**Records to use**
—————

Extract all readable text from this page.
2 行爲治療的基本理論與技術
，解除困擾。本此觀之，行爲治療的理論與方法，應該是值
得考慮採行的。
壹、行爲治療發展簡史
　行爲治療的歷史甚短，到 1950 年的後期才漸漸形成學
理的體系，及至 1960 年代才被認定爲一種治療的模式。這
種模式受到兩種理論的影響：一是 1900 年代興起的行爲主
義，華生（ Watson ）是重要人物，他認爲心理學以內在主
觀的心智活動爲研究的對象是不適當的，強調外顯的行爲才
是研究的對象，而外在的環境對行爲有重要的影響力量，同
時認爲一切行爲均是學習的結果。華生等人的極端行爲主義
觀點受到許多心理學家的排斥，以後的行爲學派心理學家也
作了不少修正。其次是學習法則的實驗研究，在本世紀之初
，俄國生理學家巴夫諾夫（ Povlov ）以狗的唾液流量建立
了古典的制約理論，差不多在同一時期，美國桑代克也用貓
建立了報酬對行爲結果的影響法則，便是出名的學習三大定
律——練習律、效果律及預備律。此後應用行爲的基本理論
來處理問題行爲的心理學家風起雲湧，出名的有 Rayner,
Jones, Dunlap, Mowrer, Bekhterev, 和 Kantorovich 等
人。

—————

**What is expected**
Set down the listing in full, keeping every word exactly as it is.

**Task answer**
Extract all readable text from this page.
2 行爲治療的基本理論與技術
，解除困擾。本此觀之，行爲治療的理論與方法，應該是值
得考慮採行的。
壹、行爲治療發展簡史
　行爲治療的歷史甚短，到 1950 年的後期才漸漸形成學
理的體系，及至 1960 年代才被認定爲一種治療的模式。這
種模式受到兩種理論的影響：一是 1900 年代興起的行爲主
義，華生（ Watson ）是重要人物，他認爲心理學以內在主
觀的心智活動爲研究的對象是不適當的，強調外顯的行爲才
是研究的對象，而外在的環境對行爲有重要的影響力量，同
時認爲一切行爲均是學習的結果。華生等人的極端行爲主義
觀點受到許多心理學家的排斥，以後的行爲學派心理學家也
作了不少修正。其次是學習法則的實驗研究，在本世紀之初
，俄國生理學家巴夫諾夫（ Povlov ）以狗的唾液流量建立
了古典的制約理論，差不多在同一時期，美國桑代克也用貓
建立了報酬對行爲結果的影響法則，便是出名的學習三大定
律——練習律、效果律及預備律。此後應用行爲的基本理論
來處理問題行爲的心理學家風起雲湧，出名的有 Rayner,
Jones, Dunlap, Mowrer, Bekhterev, 和 Kantorovich 等
人。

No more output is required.